SHORT PROBLEM:
Pictures stay out of your copy, but everything else in the records below must be repeated exactly.

Collected data entries
##########

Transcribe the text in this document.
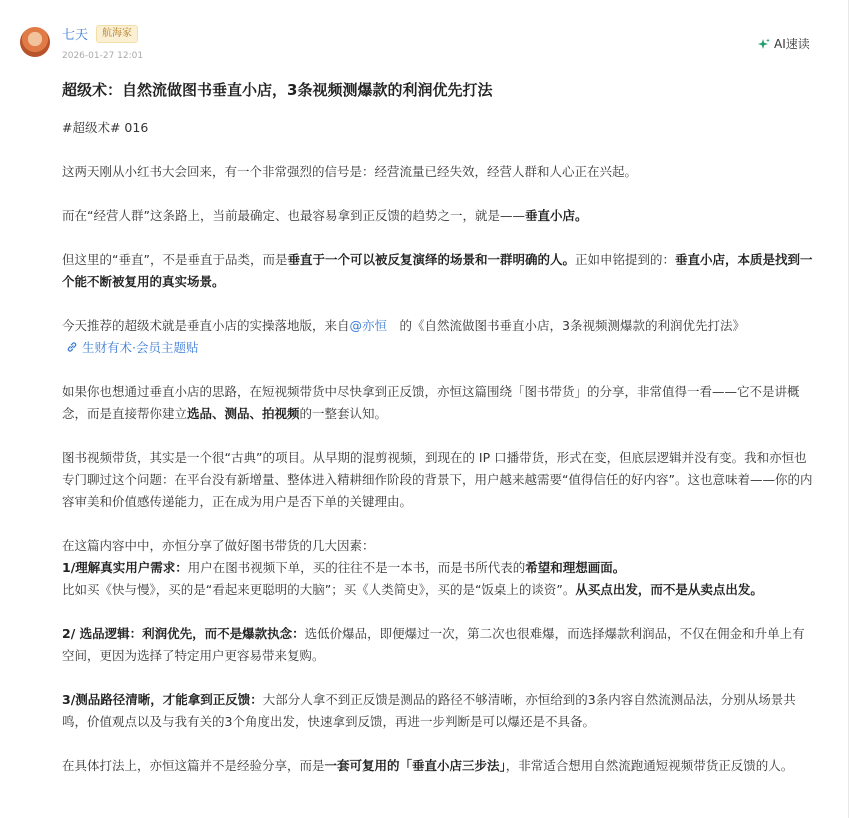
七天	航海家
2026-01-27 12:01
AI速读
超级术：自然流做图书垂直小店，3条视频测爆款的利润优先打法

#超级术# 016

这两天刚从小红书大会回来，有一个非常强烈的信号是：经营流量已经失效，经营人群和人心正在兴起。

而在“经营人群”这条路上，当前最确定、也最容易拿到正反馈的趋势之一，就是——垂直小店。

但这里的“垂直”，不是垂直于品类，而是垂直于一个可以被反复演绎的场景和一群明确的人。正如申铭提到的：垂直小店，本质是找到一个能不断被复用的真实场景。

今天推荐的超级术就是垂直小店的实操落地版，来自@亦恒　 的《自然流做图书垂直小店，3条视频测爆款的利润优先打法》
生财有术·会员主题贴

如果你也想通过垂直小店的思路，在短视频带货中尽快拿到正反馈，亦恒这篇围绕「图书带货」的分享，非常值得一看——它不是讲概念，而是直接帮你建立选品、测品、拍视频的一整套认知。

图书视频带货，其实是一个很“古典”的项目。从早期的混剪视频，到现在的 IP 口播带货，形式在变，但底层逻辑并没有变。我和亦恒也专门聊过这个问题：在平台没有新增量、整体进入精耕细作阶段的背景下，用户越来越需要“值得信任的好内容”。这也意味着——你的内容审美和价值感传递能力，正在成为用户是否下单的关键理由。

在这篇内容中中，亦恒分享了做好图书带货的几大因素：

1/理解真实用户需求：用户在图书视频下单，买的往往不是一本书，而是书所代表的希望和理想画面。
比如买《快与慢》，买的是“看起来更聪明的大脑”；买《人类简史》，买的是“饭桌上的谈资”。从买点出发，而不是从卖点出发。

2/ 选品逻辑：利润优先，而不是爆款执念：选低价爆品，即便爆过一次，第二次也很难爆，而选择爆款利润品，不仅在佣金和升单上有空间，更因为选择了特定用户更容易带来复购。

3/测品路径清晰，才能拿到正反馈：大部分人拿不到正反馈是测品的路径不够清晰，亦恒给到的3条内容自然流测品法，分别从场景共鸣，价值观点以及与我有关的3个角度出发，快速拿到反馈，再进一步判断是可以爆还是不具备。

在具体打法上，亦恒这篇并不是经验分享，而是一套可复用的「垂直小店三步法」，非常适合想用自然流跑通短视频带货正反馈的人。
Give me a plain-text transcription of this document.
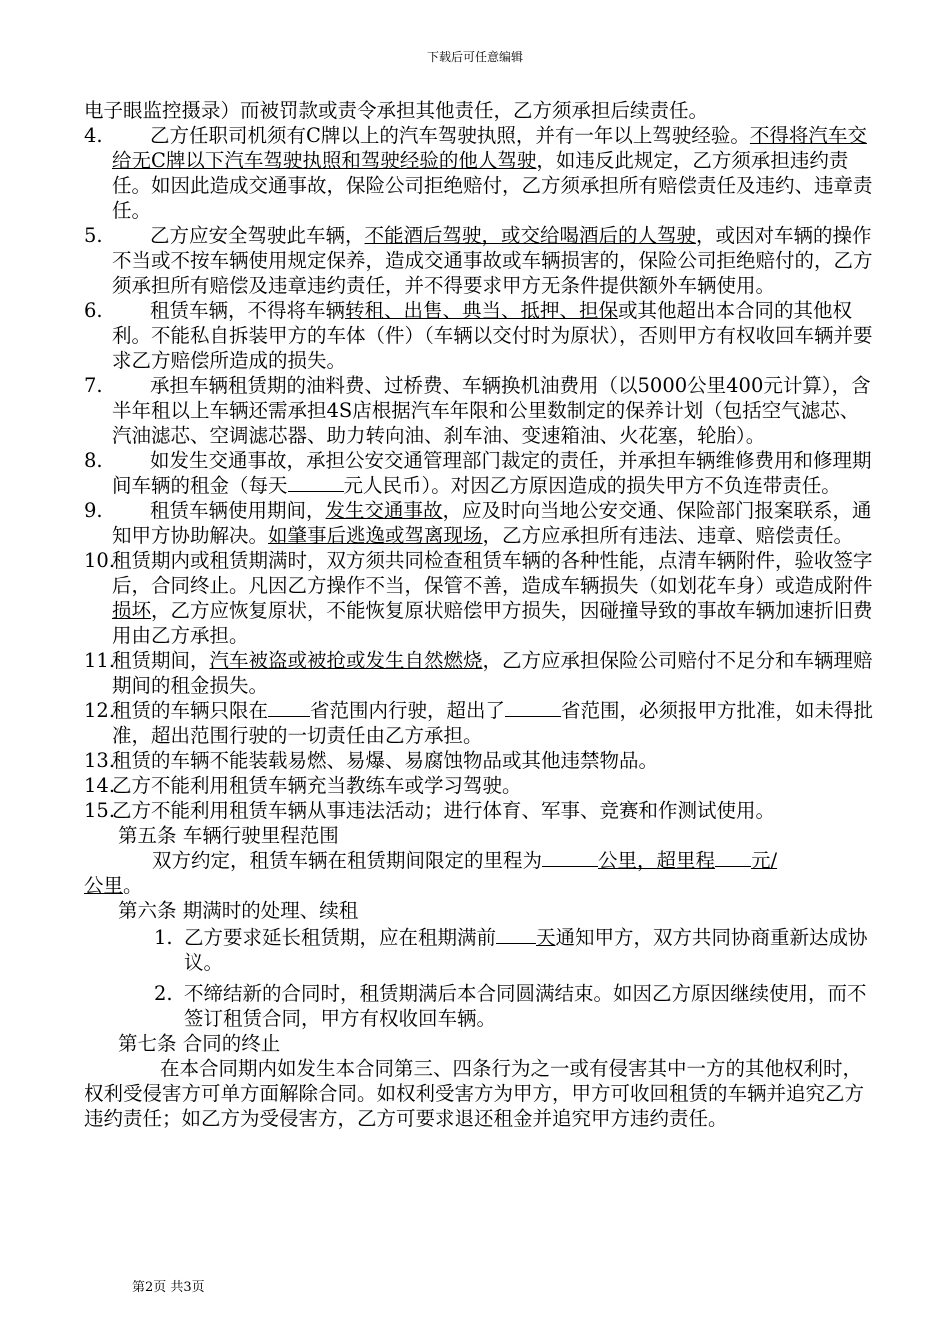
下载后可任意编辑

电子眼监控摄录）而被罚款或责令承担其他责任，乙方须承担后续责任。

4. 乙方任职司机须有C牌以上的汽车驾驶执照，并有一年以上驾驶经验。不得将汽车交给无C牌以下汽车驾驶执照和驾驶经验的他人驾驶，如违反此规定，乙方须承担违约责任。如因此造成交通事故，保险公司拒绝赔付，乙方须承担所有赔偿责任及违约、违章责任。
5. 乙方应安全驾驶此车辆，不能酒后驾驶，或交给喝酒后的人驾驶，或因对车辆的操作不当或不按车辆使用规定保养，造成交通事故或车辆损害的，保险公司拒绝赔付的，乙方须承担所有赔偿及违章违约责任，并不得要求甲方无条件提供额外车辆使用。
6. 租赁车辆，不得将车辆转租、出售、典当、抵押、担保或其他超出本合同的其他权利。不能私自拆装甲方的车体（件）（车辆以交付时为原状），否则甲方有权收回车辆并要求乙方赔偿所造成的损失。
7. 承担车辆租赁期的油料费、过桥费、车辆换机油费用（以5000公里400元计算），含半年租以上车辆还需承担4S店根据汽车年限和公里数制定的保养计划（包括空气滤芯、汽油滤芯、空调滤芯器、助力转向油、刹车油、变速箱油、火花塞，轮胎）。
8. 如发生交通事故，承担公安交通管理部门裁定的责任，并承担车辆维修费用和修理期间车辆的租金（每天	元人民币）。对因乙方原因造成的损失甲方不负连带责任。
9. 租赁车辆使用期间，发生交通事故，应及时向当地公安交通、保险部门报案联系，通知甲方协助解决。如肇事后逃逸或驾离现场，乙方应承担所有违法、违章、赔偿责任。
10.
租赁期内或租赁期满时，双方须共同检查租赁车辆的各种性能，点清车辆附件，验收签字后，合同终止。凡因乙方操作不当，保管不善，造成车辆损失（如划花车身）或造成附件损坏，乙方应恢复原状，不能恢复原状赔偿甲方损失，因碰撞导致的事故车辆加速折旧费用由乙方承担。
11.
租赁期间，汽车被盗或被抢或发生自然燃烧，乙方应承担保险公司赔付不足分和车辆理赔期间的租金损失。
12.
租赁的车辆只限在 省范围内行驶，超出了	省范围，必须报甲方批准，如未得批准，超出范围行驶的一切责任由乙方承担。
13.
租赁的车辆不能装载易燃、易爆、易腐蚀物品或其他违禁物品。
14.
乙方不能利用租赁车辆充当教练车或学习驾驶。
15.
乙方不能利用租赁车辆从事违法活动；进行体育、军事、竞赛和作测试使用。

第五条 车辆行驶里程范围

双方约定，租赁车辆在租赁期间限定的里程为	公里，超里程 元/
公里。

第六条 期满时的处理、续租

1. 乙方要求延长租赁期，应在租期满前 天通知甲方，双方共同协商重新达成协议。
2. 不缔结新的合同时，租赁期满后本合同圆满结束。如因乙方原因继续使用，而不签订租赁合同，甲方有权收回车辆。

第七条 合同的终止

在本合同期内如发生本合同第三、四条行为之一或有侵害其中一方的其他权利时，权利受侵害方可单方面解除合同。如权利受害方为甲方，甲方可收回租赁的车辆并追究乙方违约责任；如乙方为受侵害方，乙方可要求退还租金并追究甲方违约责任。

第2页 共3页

##########

EXERCISE ANSWER:
Transcribe the text in this document.
七天	航海家
2026-01-27 12:01
AI速读
超级术：自然流做图书垂直小店，3条视频测爆款的利润优先打法

#超级术# 016

这两天刚从小红书大会回来，有一个非常强烈的信号是：经营流量已经失效，经营人群和人心正在兴起。

而在“经营人群”这条路上，当前最确定、也最容易拿到正反馈的趋势之一，就是——垂直小店。

但这里的“垂直”，不是垂直于品类，而是垂直于一个可以被反复演绎的场景和一群明确的人。正如申铭提到的：垂直小店，本质是找到一个能不断被复用的真实场景。

今天推荐的超级术就是垂直小店的实操落地版，来自@亦恒　 的《自然流做图书垂直小店，3条视频测爆款的利润优先打法》
生财有术·会员主题贴

如果你也想通过垂直小店的思路，在短视频带货中尽快拿到正反馈，亦恒这篇围绕「图书带货」的分享，非常值得一看——它不是讲概念，而是直接帮你建立选品、测品、拍视频的一整套认知。

图书视频带货，其实是一个很“古典”的项目。从早期的混剪视频，到现在的 IP 口播带货，形式在变，但底层逻辑并没有变。我和亦恒也专门聊过这个问题：在平台没有新增量、整体进入精耕细作阶段的背景下，用户越来越需要“值得信任的好内容”。这也意味着——你的内容审美和价值感传递能力，正在成为用户是否下单的关键理由。

在这篇内容中中，亦恒分享了做好图书带货的几大因素：

1/理解真实用户需求：用户在图书视频下单，买的往往不是一本书，而是书所代表的希望和理想画面。
比如买《快与慢》，买的是“看起来更聪明的大脑”；买《人类简史》，买的是“饭桌上的谈资”。从买点出发，而不是从卖点出发。

2/ 选品逻辑：利润优先，而不是爆款执念：选低价爆品，即便爆过一次，第二次也很难爆，而选择爆款利润品，不仅在佣金和升单上有空间，更因为选择了特定用户更容易带来复购。

3/测品路径清晰，才能拿到正反馈：大部分人拿不到正反馈是测品的路径不够清晰，亦恒给到的3条内容自然流测品法，分别从场景共鸣，价值观点以及与我有关的3个角度出发，快速拿到反馈，再进一步判断是可以爆还是不具备。

在具体打法上，亦恒这篇并不是经验分享，而是一套可复用的「垂直小店三步法」，非常适合想用自然流跑通短视频带货正反馈的人。
Give me a plain-text transcription of this document.
下载后可任意编辑

电子眼监控摄录）而被罚款或责令承担其他责任，乙方须承担后续责任。

4. 乙方任职司机须有C牌以上的汽车驾驶执照，并有一年以上驾驶经验。不得将汽车交给无C牌以下汽车驾驶执照和驾驶经验的他人驾驶，如违反此规定，乙方须承担违约责任。如因此造成交通事故，保险公司拒绝赔付，乙方须承担所有赔偿责任及违约、违章责任。
5. 乙方应安全驾驶此车辆，不能酒后驾驶，或交给喝酒后的人驾驶，或因对车辆的操作不当或不按车辆使用规定保养，造成交通事故或车辆损害的，保险公司拒绝赔付的，乙方须承担所有赔偿及违章违约责任，并不得要求甲方无条件提供额外车辆使用。
6. 租赁车辆，不得将车辆转租、出售、典当、抵押、担保或其他超出本合同的其他权利。不能私自拆装甲方的车体（件）（车辆以交付时为原状），否则甲方有权收回车辆并要求乙方赔偿所造成的损失。
7. 承担车辆租赁期的油料费、过桥费、车辆换机油费用（以5000公里400元计算），含半年租以上车辆还需承担4S店根据汽车年限和公里数制定的保养计划（包括空气滤芯、汽油滤芯、空调滤芯器、助力转向油、刹车油、变速箱油、火花塞，轮胎）。
8. 如发生交通事故，承担公安交通管理部门裁定的责任，并承担车辆维修费用和修理期间车辆的租金（每天	元人民币）。对因乙方原因造成的损失甲方不负连带责任。
9. 租赁车辆使用期间，发生交通事故，应及时向当地公安交通、保险部门报案联系，通知甲方协助解决。如肇事后逃逸或驾离现场，乙方应承担所有违法、违章、赔偿责任。
10.
租赁期内或租赁期满时，双方须共同检查租赁车辆的各种性能，点清车辆附件，验收签字后，合同终止。凡因乙方操作不当，保管不善，造成车辆损失（如划花车身）或造成附件损坏，乙方应恢复原状，不能恢复原状赔偿甲方损失，因碰撞导致的事故车辆加速折旧费用由乙方承担。
11.
租赁期间，汽车被盗或被抢或发生自然燃烧，乙方应承担保险公司赔付不足分和车辆理赔期间的租金损失。
12.
租赁的车辆只限在 省范围内行驶，超出了	省范围，必须报甲方批准，如未得批准，超出范围行驶的一切责任由乙方承担。
13.
租赁的车辆不能装载易燃、易爆、易腐蚀物品或其他违禁物品。
14.
乙方不能利用租赁车辆充当教练车或学习驾驶。
15.
乙方不能利用租赁车辆从事违法活动；进行体育、军事、竞赛和作测试使用。

第五条 车辆行驶里程范围

双方约定，租赁车辆在租赁期间限定的里程为	公里，超里程 元/
公里。

第六条 期满时的处理、续租

1. 乙方要求延长租赁期，应在租期满前 天通知甲方，双方共同协商重新达成协议。
2. 不缔结新的合同时，租赁期满后本合同圆满结束。如因乙方原因继续使用，而不签订租赁合同，甲方有权收回车辆。

第七条 合同的终止

在本合同期内如发生本合同第三、四条行为之一或有侵害其中一方的其他权利时，权利受侵害方可单方面解除合同。如权利受害方为甲方，甲方可收回租赁的车辆并追究乙方违约责任；如乙方为受侵害方，乙方可要求退还租金并追究甲方违约责任。

第2页 共3页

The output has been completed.